→ REQUIREMENTS
Write out the lines starting with the line containing "sub-list-item-text: বন্য প্রাণী" and going on through the line containing "section-heading: বাইবেল গল্প", copying each one exactly.

#### RECORDS FOR THIS EXERCISE ####

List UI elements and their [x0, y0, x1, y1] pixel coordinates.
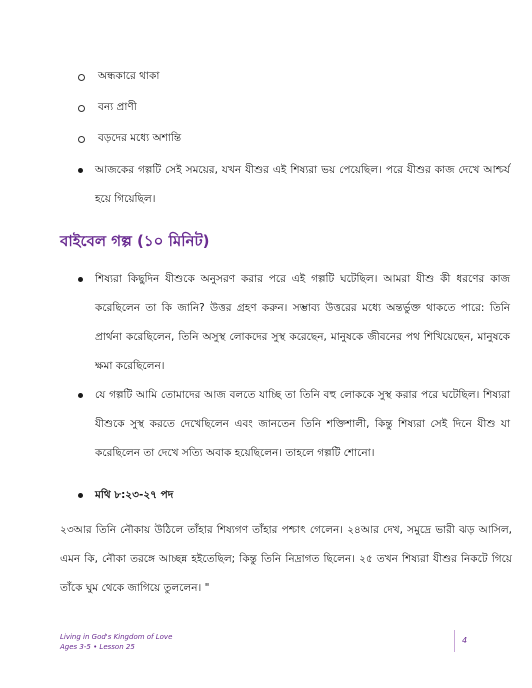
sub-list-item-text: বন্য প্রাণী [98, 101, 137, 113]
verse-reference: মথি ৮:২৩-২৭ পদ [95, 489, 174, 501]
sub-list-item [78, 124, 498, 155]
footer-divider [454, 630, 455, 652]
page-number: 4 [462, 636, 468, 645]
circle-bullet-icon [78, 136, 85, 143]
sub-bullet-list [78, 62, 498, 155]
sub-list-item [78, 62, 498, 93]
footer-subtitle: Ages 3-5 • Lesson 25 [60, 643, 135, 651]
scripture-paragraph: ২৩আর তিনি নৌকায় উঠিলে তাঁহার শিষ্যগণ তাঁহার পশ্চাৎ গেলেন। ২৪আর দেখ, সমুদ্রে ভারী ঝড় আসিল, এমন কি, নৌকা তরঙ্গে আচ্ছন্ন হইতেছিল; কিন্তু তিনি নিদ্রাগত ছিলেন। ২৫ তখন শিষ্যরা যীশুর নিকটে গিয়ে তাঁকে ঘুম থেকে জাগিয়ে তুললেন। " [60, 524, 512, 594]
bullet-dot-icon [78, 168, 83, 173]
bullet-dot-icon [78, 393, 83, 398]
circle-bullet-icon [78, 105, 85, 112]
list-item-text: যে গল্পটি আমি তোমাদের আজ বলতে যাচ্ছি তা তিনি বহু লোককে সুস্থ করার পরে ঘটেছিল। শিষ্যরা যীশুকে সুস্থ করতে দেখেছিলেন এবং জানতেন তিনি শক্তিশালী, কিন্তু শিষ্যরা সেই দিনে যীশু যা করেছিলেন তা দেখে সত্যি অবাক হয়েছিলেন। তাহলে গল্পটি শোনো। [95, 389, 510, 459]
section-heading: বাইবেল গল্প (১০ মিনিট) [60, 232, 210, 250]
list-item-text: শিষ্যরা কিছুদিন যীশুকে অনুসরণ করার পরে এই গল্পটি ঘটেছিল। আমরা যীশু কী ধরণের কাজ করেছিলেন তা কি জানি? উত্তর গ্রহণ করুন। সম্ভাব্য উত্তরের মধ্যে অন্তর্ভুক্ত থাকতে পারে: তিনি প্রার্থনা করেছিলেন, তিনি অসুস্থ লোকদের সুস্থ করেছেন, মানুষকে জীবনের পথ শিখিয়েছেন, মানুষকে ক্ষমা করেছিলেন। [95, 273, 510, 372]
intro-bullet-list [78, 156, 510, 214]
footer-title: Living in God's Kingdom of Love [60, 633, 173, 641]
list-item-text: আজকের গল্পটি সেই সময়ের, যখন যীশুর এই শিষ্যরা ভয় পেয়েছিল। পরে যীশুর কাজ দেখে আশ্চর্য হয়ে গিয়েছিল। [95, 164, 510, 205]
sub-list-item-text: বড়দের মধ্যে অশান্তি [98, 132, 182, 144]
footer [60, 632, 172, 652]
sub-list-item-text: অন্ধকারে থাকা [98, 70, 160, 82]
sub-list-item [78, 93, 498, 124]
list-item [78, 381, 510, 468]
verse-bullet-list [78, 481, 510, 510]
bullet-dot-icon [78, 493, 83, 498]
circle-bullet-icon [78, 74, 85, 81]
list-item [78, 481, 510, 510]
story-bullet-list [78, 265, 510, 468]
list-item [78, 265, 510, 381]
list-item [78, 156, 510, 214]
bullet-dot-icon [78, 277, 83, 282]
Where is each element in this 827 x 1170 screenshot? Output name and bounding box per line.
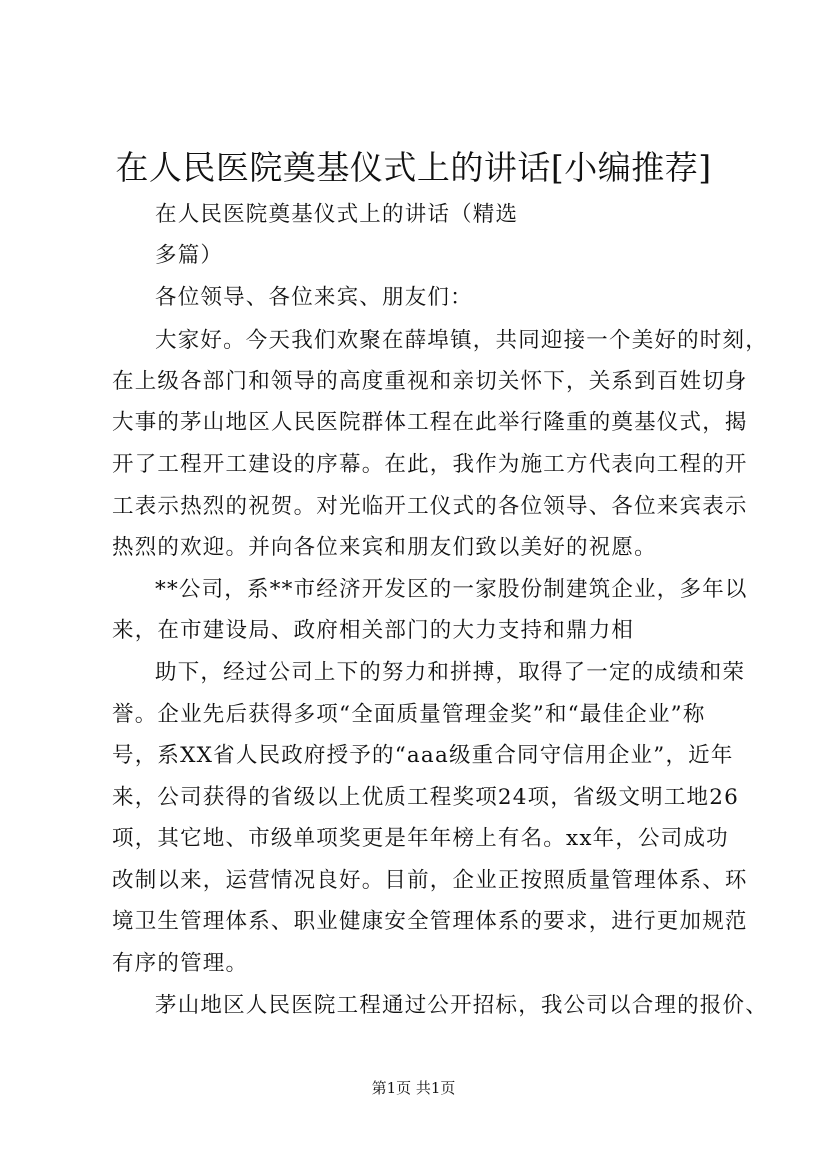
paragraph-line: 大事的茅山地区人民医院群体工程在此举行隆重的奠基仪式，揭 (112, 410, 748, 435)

####

→ OUTPUT OF THE TASK
sub-list-item-text: বন্য প্রাণী [98, 101, 137, 113]
verse-reference: মথি ৮:২৩-২৭ পদ [95, 489, 174, 501]
sub-list-item [78, 124, 498, 155]
footer-divider [454, 630, 455, 652]
page-number: 4 [462, 636, 468, 645]
circle-bullet-icon [78, 136, 85, 143]
sub-bullet-list [78, 62, 498, 155]
sub-list-item [78, 62, 498, 93]
footer-subtitle: Ages 3-5 • Lesson 25 [60, 643, 135, 651]
scripture-paragraph: ২৩আর তিনি নৌকায় উঠিলে তাঁহার শিষ্যগণ তাঁহার পশ্চাৎ গেলেন। ২৪আর দেখ, সমুদ্রে ভারী ঝড় আসিল, এমন কি, নৌকা তরঙ্গে আচ্ছন্ন হইতেছিল; কিন্তু তিনি নিদ্রাগত ছিলেন। ২৫ তখন শিষ্যরা যীশুর নিকটে গিয়ে তাঁকে ঘুম থেকে জাগিয়ে তুললেন। " [60, 524, 512, 594]
bullet-dot-icon [78, 168, 83, 173]
bullet-dot-icon [78, 393, 83, 398]
circle-bullet-icon [78, 105, 85, 112]
list-item-text: যে গল্পটি আমি তোমাদের আজ বলতে যাচ্ছি তা তিনি বহু লোককে সুস্থ করার পরে ঘটেছিল। শিষ্যরা যীশুকে সুস্থ করতে দেখেছিলেন এবং জানতেন তিনি শক্তিশালী, কিন্তু শিষ্যরা সেই দিনে যীশু যা করেছিলেন তা দেখে সত্যি অবাক হয়েছিলেন। তাহলে গল্পটি শোনো। [95, 389, 510, 459]
section-heading: বাইবেল গল্প (১০ মিনিট) [60, 232, 210, 250]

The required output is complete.